### THE REQUEST
Which lines hold the string "bolt"? Copy every one of them.

### ENTRIES PROVIDED
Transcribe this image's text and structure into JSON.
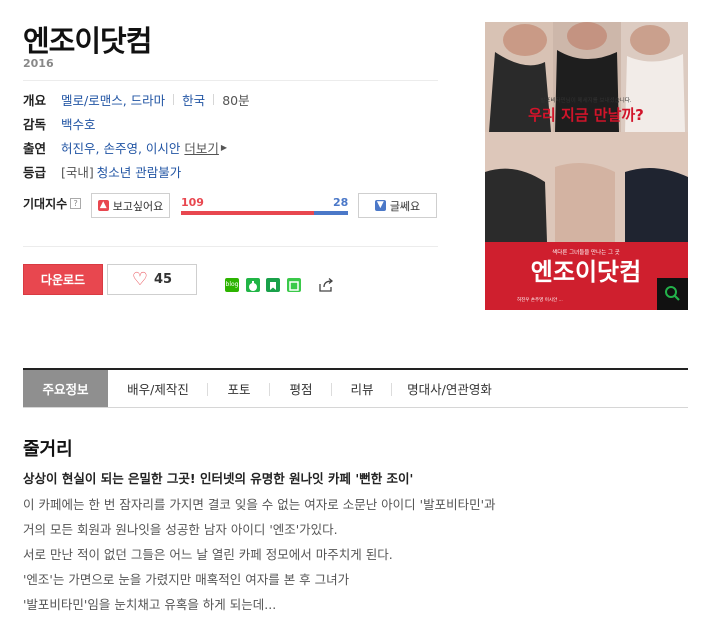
{
  "movie": {
    "title": "엔조이닷컴",
    "year": "2016"
  },
  "info": {
    "genre_label": "개요",
    "genre": "멜로/로맨스, 드라마",
    "country": "한국",
    "runtime": "80분",
    "director_label": "감독",
    "director": "백수호",
    "cast_label": "출연",
    "cast": "허진우, 손주영, 이시안",
    "cast_more": "더보기",
    "rating_label": "등급",
    "rating_prefix": "[국내]",
    "rating": "청소년 관람불가"
  },
  "expect": {
    "label": "기대지수",
    "help": "?",
    "want_label": "보고싶어요",
    "no_label": "글쎄요",
    "want_count": "109",
    "no_count": "28",
    "want_ratio": 0.7956
  },
  "actions": {
    "download_label": "다운로드",
    "like_count": "45"
  },
  "share": {
    "icons": [
      "blog-icon",
      "band-icon",
      "bookmark-icon",
      "line-icon",
      "share-export-icon"
    ],
    "colors": [
      "#2db400",
      "#21b546",
      "#19a14a",
      "#3ac94a"
    ],
    "blog_text": "blog"
  },
  "poster": {
    "tagline_top": "발포비타민님이 메세지를 보내셨습니다.",
    "headline": "우리 지금 만날까?",
    "band_small": "색다른 그녀들을 만나는 그 곳",
    "band_title": "엔조이닷컴",
    "credits": "허진우  손주영  이시안  ...",
    "accent": "#cf1f2e"
  },
  "tabs": [
    {
      "label": "주요정보",
      "active": true
    },
    {
      "label": "배우/제작진",
      "active": false
    },
    {
      "label": "포토",
      "active": false
    },
    {
      "label": "평점",
      "active": false
    },
    {
      "label": "리뷰",
      "active": false
    },
    {
      "label": "명대사/연관영화",
      "active": false
    }
  ],
  "synopsis": {
    "title": "줄거리",
    "headline": "상상이 현실이 되는 은밀한 그곳! 인터넷의 유명한 원나잇 카페 '뻔한 조이'",
    "lines": [
      "이 카페에는 한 번 잠자리를 가지면 결코 잊을 수 없는 여자로 소문난 아이디 '발포비타민'과",
      " 거의 모든 회원과 원나잇을 성공한 남자 아이디 '엔조'가있다.",
      " 서로 만난 적이 없던 그들은 어느 날 열린 카페 정모에서 마주치게 된다.",
      " '엔조'는 가면으로 눈을 가렸지만 매혹적인 여자를 본 후 그녀가",
      " '발포비타민'임을 눈치채고 유혹을 하게 되는데..."
    ]
  }
}
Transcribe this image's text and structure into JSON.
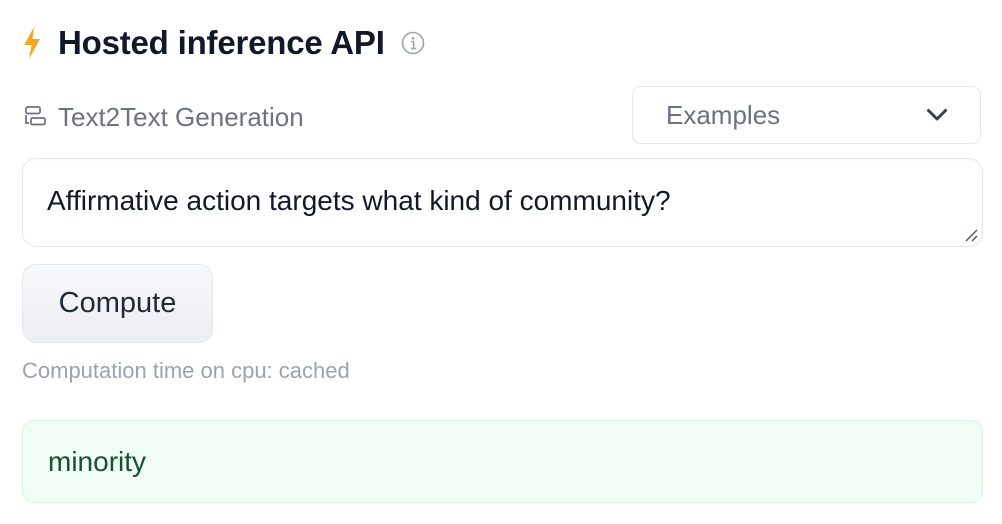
{
  "header": {
    "icon": "lightning-bolt-icon",
    "title": "Hosted inference API",
    "info_icon": "info-icon"
  },
  "task": {
    "icon": "text2text-icon",
    "label": "Text2Text Generation"
  },
  "examples": {
    "label": "Examples",
    "icon": "chevron-down-icon"
  },
  "input": {
    "value": "Affirmative action targets what kind of community?"
  },
  "compute": {
    "label": "Compute"
  },
  "computation_time": "Computation time on cpu: cached",
  "output": {
    "text": "minority"
  },
  "colors": {
    "bolt": "#f5a524",
    "output_bg": "#f0fdf4",
    "output_text": "#14532d"
  }
}
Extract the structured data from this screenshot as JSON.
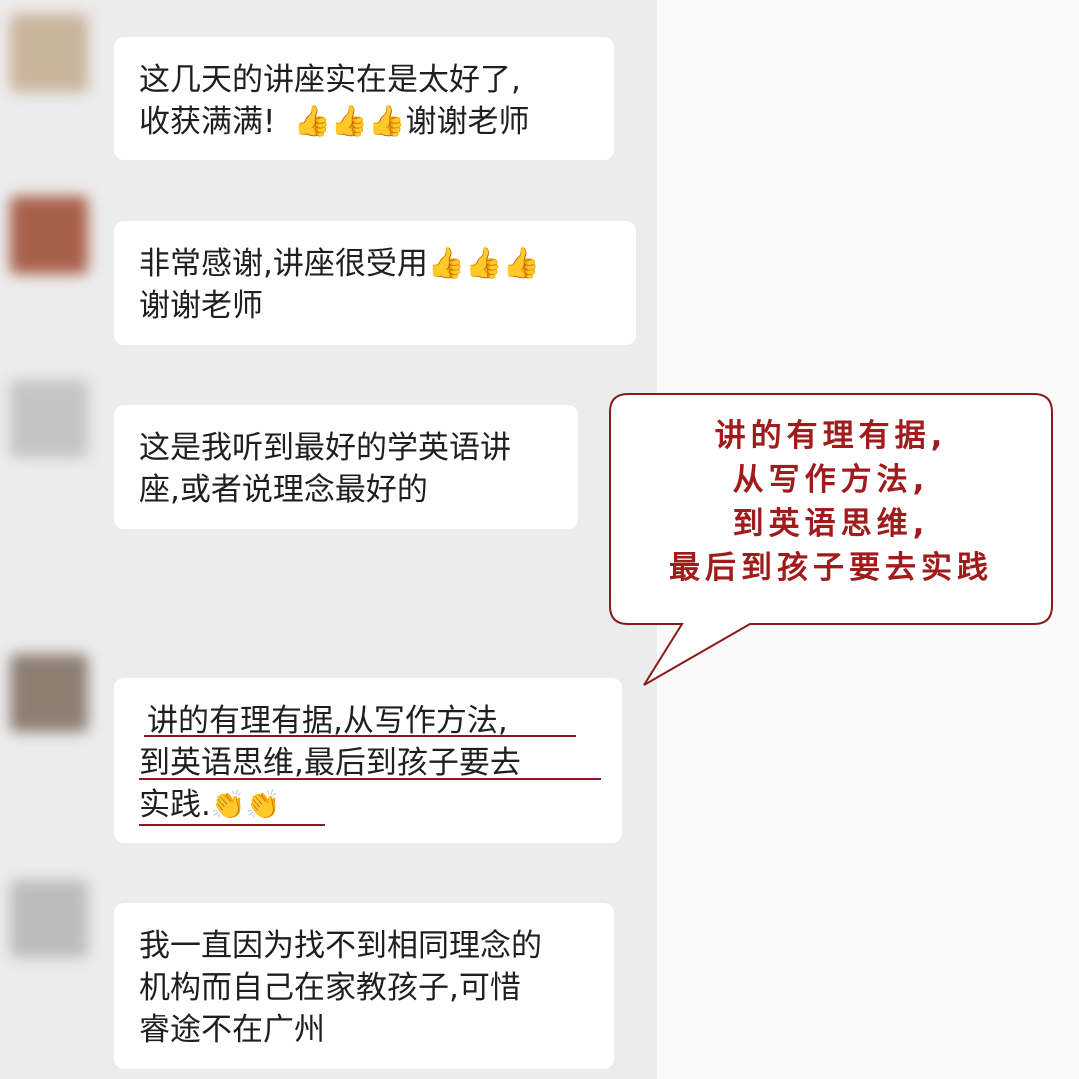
{
  "messages": [
    {
      "avatar_color": "#c9b49c",
      "lines": [
        "这几天的讲座实在是太好了,",
        "收获满满!"
      ],
      "emoji": "👍",
      "emoji_count": 3,
      "suffix": "谢谢老师"
    },
    {
      "avatar_color": "#a9604a",
      "lines": [
        "非常感谢,讲座很受用",
        "谢谢老师"
      ],
      "emoji": "👍",
      "emoji_count": 3
    },
    {
      "avatar_color": "#c4c4c4",
      "lines": [
        "这是我听到最好的学英语讲",
        "座,或者说理念最好的"
      ]
    },
    {
      "avatar_color": "#8c7f72",
      "lines": [
        "讲的有理有据,从写作方法,",
        "到英语思维,最后到孩子要去",
        "实践."
      ],
      "emoji": "👏",
      "emoji_count": 2,
      "underline_color": "#8b1a1a"
    },
    {
      "avatar_color": "#bcbcbc",
      "lines": [
        "我一直因为找不到相同理念的",
        "机构而自己在家教孩子,可惜",
        "睿途不在广州"
      ]
    }
  ],
  "callout": {
    "lines": [
      "讲的有理有据,",
      "从写作方法,",
      "到英语思维,",
      "最后到孩子要去实践"
    ],
    "border_color": "#8b1a1a",
    "text_color": "#a01c1c"
  }
}
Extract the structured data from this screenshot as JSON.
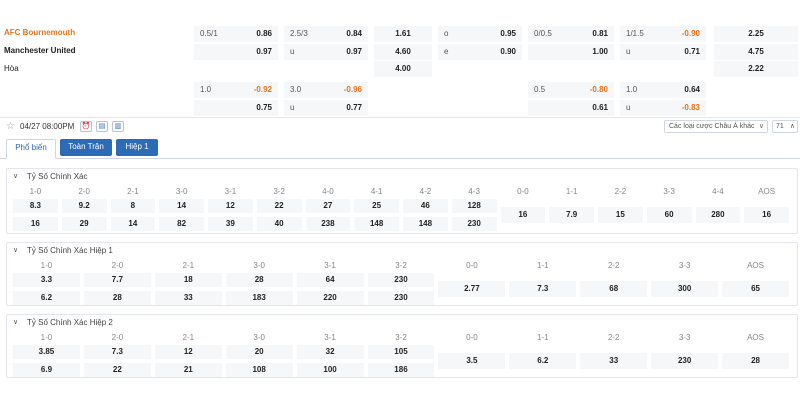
{
  "match": {
    "home": "AFC Bournemouth",
    "away": "Manchester United",
    "draw": "Hòa"
  },
  "odds_row1": [
    [
      "0.5/1",
      "0.86"
    ],
    [
      "2.5/3",
      "0.84"
    ],
    [
      "",
      "1.61"
    ],
    [
      "o",
      "0.95"
    ],
    [
      "0/0.5",
      "0.81"
    ],
    [
      "1/1.5",
      "-0.90"
    ],
    [
      "",
      "2.25"
    ]
  ],
  "odds_row2": [
    [
      "",
      "0.97"
    ],
    [
      "u",
      "0.97"
    ],
    [
      "",
      "4.60"
    ],
    [
      "e",
      "0.90"
    ],
    [
      "",
      "1.00"
    ],
    [
      "u",
      "0.71"
    ],
    [
      "",
      "4.75"
    ]
  ],
  "odds_row3": [
    [
      "",
      "4.00"
    ],
    [
      "",
      "2.22"
    ]
  ],
  "odds_row4": [
    [
      "1.0",
      "-0.92"
    ],
    [
      "3.0",
      "-0.96"
    ],
    [
      "0.5",
      "-0.80"
    ],
    [
      "1.0",
      "0.64"
    ]
  ],
  "odds_row5": [
    [
      "",
      "0.75"
    ],
    [
      "u",
      "0.77"
    ],
    [
      "",
      "0.61"
    ],
    [
      "u",
      "-0.83"
    ]
  ],
  "toolbar": {
    "kickoff": "04/27 08:00PM",
    "select": "Các loại cược Châu Á khác",
    "page": "71"
  },
  "tabs": [
    "Phổ biến",
    "Toàn Trận",
    "Hiệp 1"
  ],
  "sections": [
    {
      "title": "Tỷ Số Chính Xác",
      "paired": [
        {
          "label": "1-0",
          "top": "8.3",
          "bottom": "16"
        },
        {
          "label": "2-0",
          "top": "9.2",
          "bottom": "29"
        },
        {
          "label": "2-1",
          "top": "8",
          "bottom": "14"
        },
        {
          "label": "3-0",
          "top": "14",
          "bottom": "82"
        },
        {
          "label": "3-1",
          "top": "12",
          "bottom": "39"
        },
        {
          "label": "3-2",
          "top": "22",
          "bottom": "40"
        },
        {
          "label": "4-0",
          "top": "27",
          "bottom": "238"
        },
        {
          "label": "4-1",
          "top": "25",
          "bottom": "148"
        },
        {
          "label": "4-2",
          "top": "46",
          "bottom": "148"
        },
        {
          "label": "4-3",
          "top": "128",
          "bottom": "230"
        }
      ],
      "single": [
        {
          "label": "0-0",
          "value": "16"
        },
        {
          "label": "1-1",
          "value": "7.9"
        },
        {
          "label": "2-2",
          "value": "15"
        },
        {
          "label": "3-3",
          "value": "60"
        },
        {
          "label": "4-4",
          "value": "280"
        },
        {
          "label": "AOS",
          "value": "16"
        }
      ]
    },
    {
      "title": "Tỷ Số Chính Xác Hiệp 1",
      "paired": [
        {
          "label": "1-0",
          "top": "3.3",
          "bottom": "6.2"
        },
        {
          "label": "2-0",
          "top": "7.7",
          "bottom": "28"
        },
        {
          "label": "2-1",
          "top": "18",
          "bottom": "33"
        },
        {
          "label": "3-0",
          "top": "28",
          "bottom": "183"
        },
        {
          "label": "3-1",
          "top": "64",
          "bottom": "220"
        },
        {
          "label": "3-2",
          "top": "230",
          "bottom": "230"
        }
      ],
      "single": [
        {
          "label": "0-0",
          "value": "2.77"
        },
        {
          "label": "1-1",
          "value": "7.3"
        },
        {
          "label": "2-2",
          "value": "68"
        },
        {
          "label": "3-3",
          "value": "300"
        },
        {
          "label": "AOS",
          "value": "65"
        }
      ]
    },
    {
      "title": "Tỷ Số Chính Xác Hiệp 2",
      "paired": [
        {
          "label": "1-0",
          "top": "3.85",
          "bottom": "6.9"
        },
        {
          "label": "2-0",
          "top": "7.3",
          "bottom": "22"
        },
        {
          "label": "2-1",
          "top": "12",
          "bottom": "21"
        },
        {
          "label": "3-0",
          "top": "20",
          "bottom": "108"
        },
        {
          "label": "3-1",
          "top": "32",
          "bottom": "100"
        },
        {
          "label": "3-2",
          "top": "105",
          "bottom": "186"
        }
      ],
      "single": [
        {
          "label": "0-0",
          "value": "3.5"
        },
        {
          "label": "1-1",
          "value": "6.2"
        },
        {
          "label": "2-2",
          "value": "33"
        },
        {
          "label": "3-3",
          "value": "230"
        },
        {
          "label": "AOS",
          "value": "28"
        }
      ]
    }
  ],
  "colors": {
    "accent": "#2c6bb5",
    "home": "#e8731a",
    "negative": "#e8731a"
  }
}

### WRITTEN REPLY
    "icon": "lightning-bolt-icon",
    "bolt": "#f5a524",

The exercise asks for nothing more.